* **WHAT IS REQUIRED**
Look through the data below. Collect every line where the word "name" occurs.

(Dataset rows about figures)
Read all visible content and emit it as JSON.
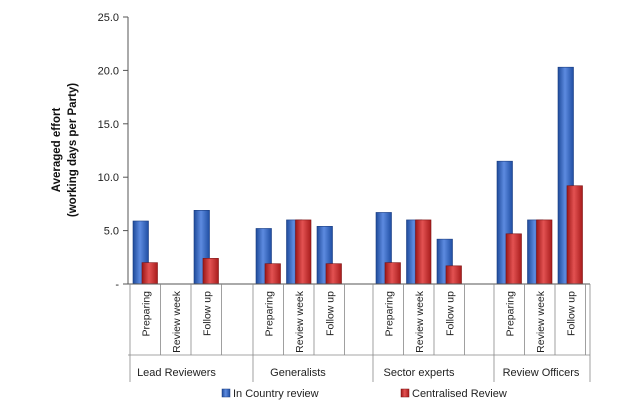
{
  "chart_data": {
    "type": "bar",
    "title": "",
    "ylabel_line1": "Averaged effort",
    "ylabel_line2": "(working days per Party)",
    "ylim": [
      0,
      25
    ],
    "yticks": [
      "-",
      "5.0",
      "10.0",
      "15.0",
      "20.0",
      "25.0"
    ],
    "groups": [
      {
        "name": "Lead Reviewers",
        "categories": [
          "Preparing",
          "Review week",
          "Follow up"
        ]
      },
      {
        "name": "Generalists",
        "categories": [
          "Preparing",
          "Review week",
          "Follow up"
        ]
      },
      {
        "name": "Sector experts",
        "categories": [
          "Preparing",
          "Review week",
          "Follow up"
        ]
      },
      {
        "name": "Review Officers",
        "categories": [
          "Preparing",
          "Review week",
          "Follow up"
        ]
      }
    ],
    "series": [
      {
        "name": "In Country review",
        "color": "#2f5fb8",
        "values": [
          5.9,
          null,
          6.9,
          5.2,
          6.0,
          5.4,
          6.7,
          6.0,
          4.2,
          11.5,
          6.0,
          20.3
        ]
      },
      {
        "name": "Centralised Review",
        "color": "#c42a2a",
        "values": [
          2.0,
          null,
          2.4,
          1.9,
          6.0,
          1.9,
          2.0,
          6.0,
          1.7,
          4.7,
          6.0,
          9.2
        ]
      }
    ],
    "grid": false,
    "legend_position": "bottom"
  }
}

* **SOLUTION TO THE EXERCISE**
        "name": "Lead Reviewers",
        "name": "Generalists",
        "name": "Sector experts",
        "name": "Review Officers",
        "name": "In Country review",
        "name": "Centralised Review",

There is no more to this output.